- _Information shown_
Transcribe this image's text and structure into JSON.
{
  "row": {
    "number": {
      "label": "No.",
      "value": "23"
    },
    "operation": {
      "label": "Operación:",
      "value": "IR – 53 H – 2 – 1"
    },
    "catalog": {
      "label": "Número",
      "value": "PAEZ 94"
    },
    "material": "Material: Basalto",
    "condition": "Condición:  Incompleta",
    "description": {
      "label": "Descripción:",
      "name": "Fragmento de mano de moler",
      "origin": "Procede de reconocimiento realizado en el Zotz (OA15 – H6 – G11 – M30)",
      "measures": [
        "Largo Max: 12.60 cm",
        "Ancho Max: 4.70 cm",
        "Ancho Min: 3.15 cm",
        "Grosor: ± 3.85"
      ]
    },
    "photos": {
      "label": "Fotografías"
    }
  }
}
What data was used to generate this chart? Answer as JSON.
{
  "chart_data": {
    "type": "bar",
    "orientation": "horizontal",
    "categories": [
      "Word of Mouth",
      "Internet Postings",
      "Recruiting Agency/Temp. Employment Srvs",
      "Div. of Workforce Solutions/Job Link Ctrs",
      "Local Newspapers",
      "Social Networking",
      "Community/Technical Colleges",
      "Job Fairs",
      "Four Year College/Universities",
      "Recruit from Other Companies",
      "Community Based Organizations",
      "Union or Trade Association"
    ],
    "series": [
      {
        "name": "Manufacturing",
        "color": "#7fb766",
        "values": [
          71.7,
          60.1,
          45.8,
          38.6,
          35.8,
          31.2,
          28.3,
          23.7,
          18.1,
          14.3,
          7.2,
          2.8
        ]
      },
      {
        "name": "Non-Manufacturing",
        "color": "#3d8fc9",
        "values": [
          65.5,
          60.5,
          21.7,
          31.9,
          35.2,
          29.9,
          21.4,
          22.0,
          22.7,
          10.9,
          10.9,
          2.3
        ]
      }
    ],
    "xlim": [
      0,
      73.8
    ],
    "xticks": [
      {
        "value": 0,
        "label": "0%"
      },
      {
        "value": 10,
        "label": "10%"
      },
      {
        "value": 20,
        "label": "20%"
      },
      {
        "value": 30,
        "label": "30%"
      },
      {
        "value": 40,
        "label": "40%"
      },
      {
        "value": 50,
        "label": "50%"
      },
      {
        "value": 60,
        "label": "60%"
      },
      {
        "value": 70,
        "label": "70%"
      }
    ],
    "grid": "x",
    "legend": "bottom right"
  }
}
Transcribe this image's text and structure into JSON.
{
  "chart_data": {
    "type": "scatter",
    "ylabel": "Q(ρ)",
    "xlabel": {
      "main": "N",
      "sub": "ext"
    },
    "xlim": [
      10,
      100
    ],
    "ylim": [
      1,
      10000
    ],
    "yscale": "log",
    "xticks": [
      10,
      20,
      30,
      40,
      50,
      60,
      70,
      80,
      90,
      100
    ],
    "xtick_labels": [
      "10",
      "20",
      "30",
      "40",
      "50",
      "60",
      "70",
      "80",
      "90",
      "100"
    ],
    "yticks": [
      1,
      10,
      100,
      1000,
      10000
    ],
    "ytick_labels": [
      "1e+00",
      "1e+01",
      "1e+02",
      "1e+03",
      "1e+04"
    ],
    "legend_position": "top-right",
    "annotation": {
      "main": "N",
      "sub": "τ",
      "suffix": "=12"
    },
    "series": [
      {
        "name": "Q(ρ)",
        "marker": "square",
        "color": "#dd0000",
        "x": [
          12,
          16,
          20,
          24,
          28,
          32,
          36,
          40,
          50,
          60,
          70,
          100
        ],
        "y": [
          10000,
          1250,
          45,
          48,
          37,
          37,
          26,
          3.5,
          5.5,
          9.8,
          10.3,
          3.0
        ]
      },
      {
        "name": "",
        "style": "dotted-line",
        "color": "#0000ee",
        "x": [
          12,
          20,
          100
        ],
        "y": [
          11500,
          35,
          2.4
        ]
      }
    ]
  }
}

- _Set exercise_
Every record above should be copied exactly.

- _The result_
Transcribe this image's text and structure into JSON.
{
  "row": {
    "number": {
      "label": "No.",
      "value": "23"
    },
    "operation": {
      "label": "Operación:",
      "value": "IR – 53 H – 2 – 1"
    },
    "catalog": {
      "label": "Número",
      "value": "PAEZ 94"
    },
    "material": "Material: Basalto",
    "condition": "Condición:  Incompleta",
    "description": {
      "label": "Descripción:",
      "name": "Fragmento de mano de moler",
      "origin": "Procede de reconocimiento realizado en el Zotz (OA15 – H6 – G11 – M30)",
      "measures": [
        "Largo Max: 12.60 cm",
        "Ancho Max: 4.70 cm",
        "Ancho Min: 3.15 cm",
        "Grosor: ± 3.85"
      ]
    },
    "photos": {
      "label": "Fotografías"
    }
  }
}
What data was used to generate this chart? Answer as JSON.
{
  "chart_data": {
    "type": "bar",
    "orientation": "horizontal",
    "categories": [
      "Word of Mouth",
      "Internet Postings",
      "Recruiting Agency/Temp. Employment Srvs",
      "Div. of Workforce Solutions/Job Link Ctrs",
      "Local Newspapers",
      "Social Networking",
      "Community/Technical Colleges",
      "Job Fairs",
      "Four Year College/Universities",
      "Recruit from Other Companies",
      "Community Based Organizations",
      "Union or Trade Association"
    ],
    "series": [
      {
        "name": "Manufacturing",
        "color": "#7fb766",
        "values": [
          71.7,
          60.1,
          45.8,
          38.6,
          35.8,
          31.2,
          28.3,
          23.7,
          18.1,
          14.3,
          7.2,
          2.8
        ]
      },
      {
        "name": "Non-Manufacturing",
        "color": "#3d8fc9",
        "values": [
          65.5,
          60.5,
          21.7,
          31.9,
          35.2,
          29.9,
          21.4,
          22.0,
          22.7,
          10.9,
          10.9,
          2.3
        ]
      }
    ],
    "xlim": [
      0,
      73.8
    ],
    "xticks": [
      {
        "value": 0,
        "label": "0%"
      },
      {
        "value": 10,
        "label": "10%"
      },
      {
        "value": 20,
        "label": "20%"
      },
      {
        "value": 30,
        "label": "30%"
      },
      {
        "value": 40,
        "label": "40%"
      },
      {
        "value": 50,
        "label": "50%"
      },
      {
        "value": 60,
        "label": "60%"
      },
      {
        "value": 70,
        "label": "70%"
      }
    ],
    "grid": "x",
    "legend": "bottom right"
  }
}
Transcribe this image's text and structure into JSON.
{
  "chart_data": {
    "type": "scatter",
    "ylabel": "Q(ρ)",
    "xlabel": {
      "main": "N",
      "sub": "ext"
    },
    "xlim": [
      10,
      100
    ],
    "ylim": [
      1,
      10000
    ],
    "yscale": "log",
    "xticks": [
      10,
      20,
      30,
      40,
      50,
      60,
      70,
      80,
      90,
      100
    ],
    "xtick_labels": [
      "10",
      "20",
      "30",
      "40",
      "50",
      "60",
      "70",
      "80",
      "90",
      "100"
    ],
    "yticks": [
      1,
      10,
      100,
      1000,
      10000
    ],
    "ytick_labels": [
      "1e+00",
      "1e+01",
      "1e+02",
      "1e+03",
      "1e+04"
    ],
    "legend_position": "top-right",
    "annotation": {
      "main": "N",
      "sub": "τ",
      "suffix": "=12"
    },
    "series": [
      {
        "name": "Q(ρ)",
        "marker": "square",
        "color": "#dd0000",
        "x": [
          12,
          16,
          20,
          24,
          28,
          32,
          36,
          40,
          50,
          60,
          70,
          100
        ],
        "y": [
          10000,
          1250,
          45,
          48,
          37,
          37,
          26,
          3.5,
          5.5,
          9.8,
          10.3,
          3.0
        ]
      },
      {
        "name": "",
        "style": "dotted-line",
        "color": "#0000ee",
        "x": [
          12,
          20,
          100
        ],
        "y": [
          11500,
          35,
          2.4
        ]
      }
    ]
  }
}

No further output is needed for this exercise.